**Input records**

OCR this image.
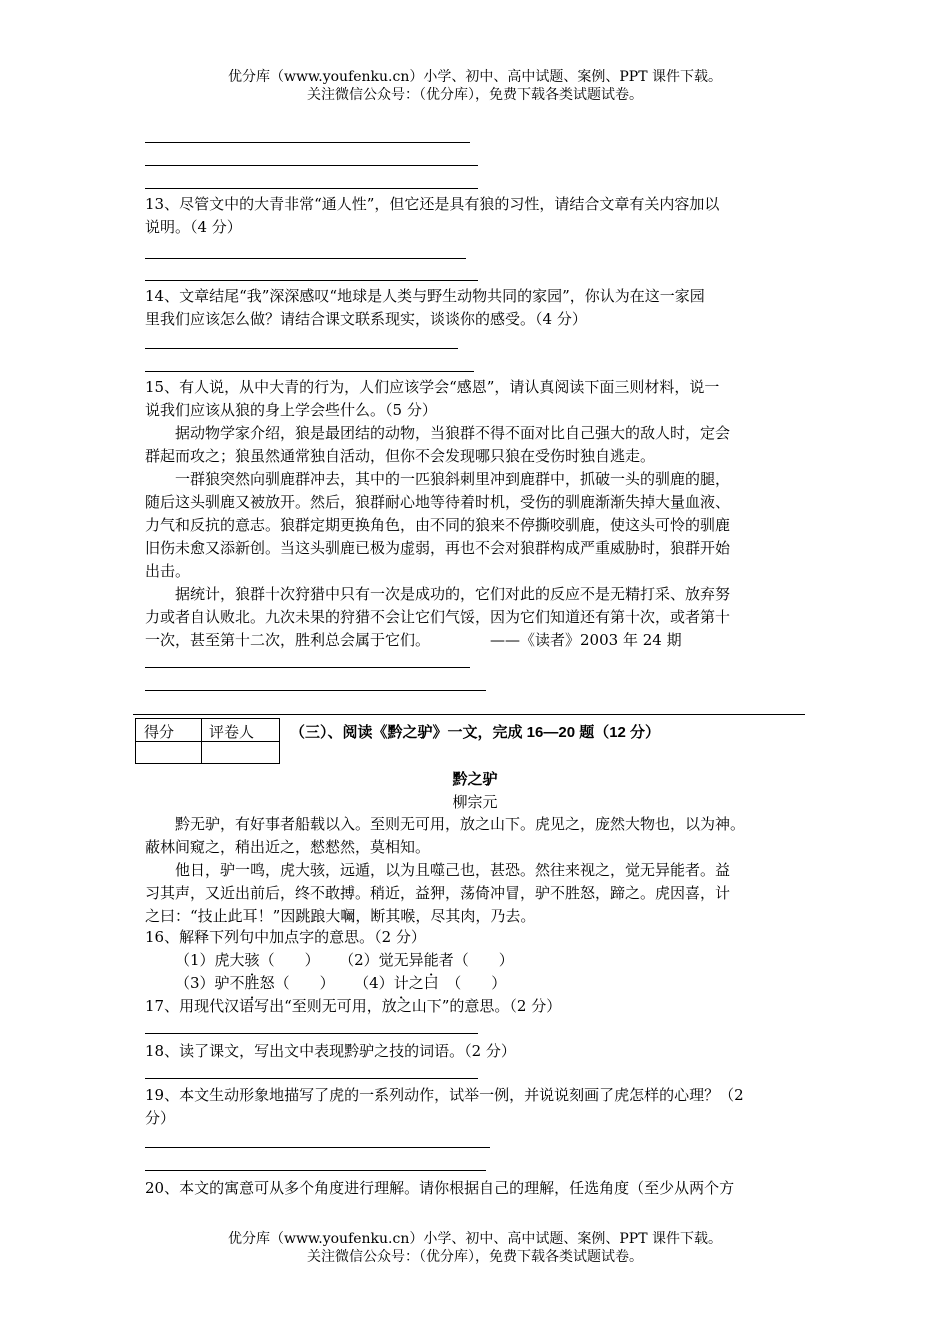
优分库（www.youfenku.cn）小学、初中、高中试题、案例、PPT 课件下载。
关注微信公众号：（优分库），免费下载各类试题试卷。
13、尽管文中的大青非常“通人性”，但它还是具有狼的习性，请结合文章有关内容加以
说明。（4 分）
14、文章结尾“我”深深感叹“地球是人类与野生动物共同的家园”，你认为在这一家园
里我们应该怎么做？请结合课文联系现实，谈谈你的感受。（4 分）
15、有人说，从中大青的行为，人们应该学会“感恩”，请认真阅读下面三则材料，说一
说我们应该从狼的身上学会些什么。（5 分）
　　据动物学家介绍，狼是最团结的动物，当狼群不得不面对比自己强大的敌人时，定会
群起而攻之；狼虽然通常独自活动，但你不会发现哪只狼在受伤时独自逃走。
　　一群狼突然向驯鹿群冲去，其中的一匹狼斜刺里冲到鹿群中，抓破一头的驯鹿的腿，
随后这头驯鹿又被放开。然后，狼群耐心地等待着时机，受伤的驯鹿渐渐失掉大量血液、
力气和反抗的意志。狼群定期更换角色，由不同的狼来不停撕咬驯鹿，使这头可怜的驯鹿
旧伤未愈又添新创。当这头驯鹿已极为虚弱，再也不会对狼群构成严重威胁时，狼群开始
出击。
　　据统计，狼群十次狩猎中只有一次是成功的，它们对此的反应不是无精打采、放弃努
力或者自认败北。九次未果的狩猎不会让它们气馁，因为它们知道还有第十次，或者第十
一次，甚至第十二次，胜利总会属于它们。	——《读者》2003 年 24 期
得分 评卷人 （三）、阅读《黔之驴》一文，完成 16—20 题（12 分）
黔之驴
柳宗元
　　黔无驴，有好事者船载以入。至则无可用，放之山下。虎见之，庞然大物也，以为神。
蔽林间窥之，稍出近之，憖憖然，莫相知。
　　他日，驴一鸣，虎大骇，远遁，以为且噬己也，甚恐。然往来视之，觉无异能者。益
习其声，又近出前后，终不敢搏。稍近，益狎，荡倚冲冒，驴不胜怒，蹄之。虎因喜，计
之曰：“技止此耳！”因跳踉大㘎，断其喉，尽其肉，乃去。
16、解释下列句中加点字的意思。（2 分）
（1）虎大骇（　　） （2）觉无异能者（　　）
（3）驴不胜怒（　　） （4）计之曰　（　　）
17、用现代汉语写出“至则无可用，放之山下”的意思。（2 分）
18、读了课文，写出文中表现黔驴之技的词语。（2 分）
19、本文生动形象地描写了虎的一系列动作，试举一例，并说说刻画了虎怎样的心理？（2
分）
20、本文的寓意可从多个角度进行理解。请你根据自己的理解，任选角度（至少从两个方
优分库（www.youfenku.cn）小学、初中、高中试题、案例、PPT 课件下载。
关注微信公众号：（优分库），免费下载各类试题试卷。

**Exercise details**
Out of the preceding entries, pull every line containing the string "至则无可用".

**Task answer**
　　黔无驴，有好事者船载以入。至则无可用，放之山下。虎见之，庞然大物也，以为神。
17、用现代汉语写出“至则无可用，放之山下”的意思。（2 分）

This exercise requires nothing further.